**Excerpted records**
++++++

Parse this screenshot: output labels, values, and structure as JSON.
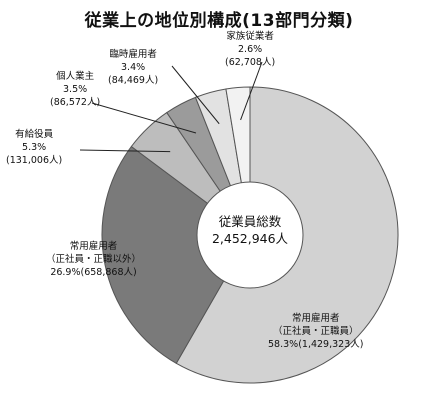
{
  "chart_data": {
    "type": "pie",
    "title": "従業上の地位別構成(13部門分類)",
    "center_label": {
      "title": "従業員総数",
      "value": "2,452,946人"
    },
    "start": "top",
    "direction": "clockwise",
    "slices": [
      {
        "name_lines": [
          "常用雇用者",
          "（正社員・正職員）"
        ],
        "percent": 58.3,
        "percent_text": "58.3%",
        "count_text": "(1,429,323人)",
        "color": "#d2d2d2"
      },
      {
        "name_lines": [
          "常用雇用者",
          "（正社員・正職以外）"
        ],
        "percent": 26.9,
        "percent_text": "26.9%",
        "count_text": "(658,868人)",
        "color": "#7a7a7a"
      },
      {
        "name_lines": [
          "有給役員"
        ],
        "percent": 5.3,
        "percent_text": "5.3%",
        "count_text": "(131,006人)",
        "color": "#bdbdbd"
      },
      {
        "name_lines": [
          "個人業主"
        ],
        "percent": 3.5,
        "percent_text": "3.5%",
        "count_text": "(86,572人)",
        "color": "#9b9b9b"
      },
      {
        "name_lines": [
          "臨時雇用者"
        ],
        "percent": 3.4,
        "percent_text": "3.4%",
        "count_text": "(84,469人)",
        "color": "#e2e2e2"
      },
      {
        "name_lines": [
          "家族従業者"
        ],
        "percent": 2.6,
        "percent_text": "2.6%",
        "count_text": "(62,708人)",
        "color": "#f2f2f2"
      }
    ]
  }
}
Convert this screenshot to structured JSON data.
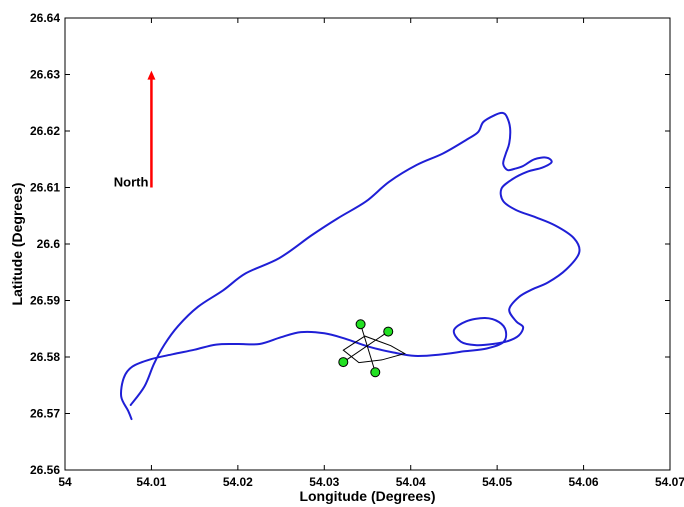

++++++

**Written problem**
Every record must be copied exactly, with the pictures left out.

**Finished task**
Parse this screenshot: output labels, values, and structure as JSON.
{
  "chart_data": {
    "type": "pie",
    "title": "従業上の地位別構成(13部門分類)",
    "center_label": {
      "title": "従業員総数",
      "value": "2,452,946人"
    },
    "start": "top",
    "direction": "clockwise",
    "slices": [
      {
        "name_lines": [
          "常用雇用者",
          "（正社員・正職員）"
        ],
        "percent": 58.3,
        "percent_text": "58.3%",
        "count_text": "(1,429,323人)",
        "color": "#d2d2d2"
      },
      {
        "name_lines": [
          "常用雇用者",
          "（正社員・正職以外）"
        ],
        "percent": 26.9,
        "percent_text": "26.9%",
        "count_text": "(658,868人)",
        "color": "#7a7a7a"
      },
      {
        "name_lines": [
          "有給役員"
        ],
        "percent": 5.3,
        "percent_text": "5.3%",
        "count_text": "(131,006人)",
        "color": "#bdbdbd"
      },
      {
        "name_lines": [
          "個人業主"
        ],
        "percent": 3.5,
        "percent_text": "3.5%",
        "count_text": "(86,572人)",
        "color": "#9b9b9b"
      },
      {
        "name_lines": [
          "臨時雇用者"
        ],
        "percent": 3.4,
        "percent_text": "3.4%",
        "count_text": "(84,469人)",
        "color": "#e2e2e2"
      },
      {
        "name_lines": [
          "家族従業者"
        ],
        "percent": 2.6,
        "percent_text": "2.6%",
        "count_text": "(62,708人)",
        "color": "#f2f2f2"
      }
    ]
  }
}
Convert this screenshot to structured JSON data.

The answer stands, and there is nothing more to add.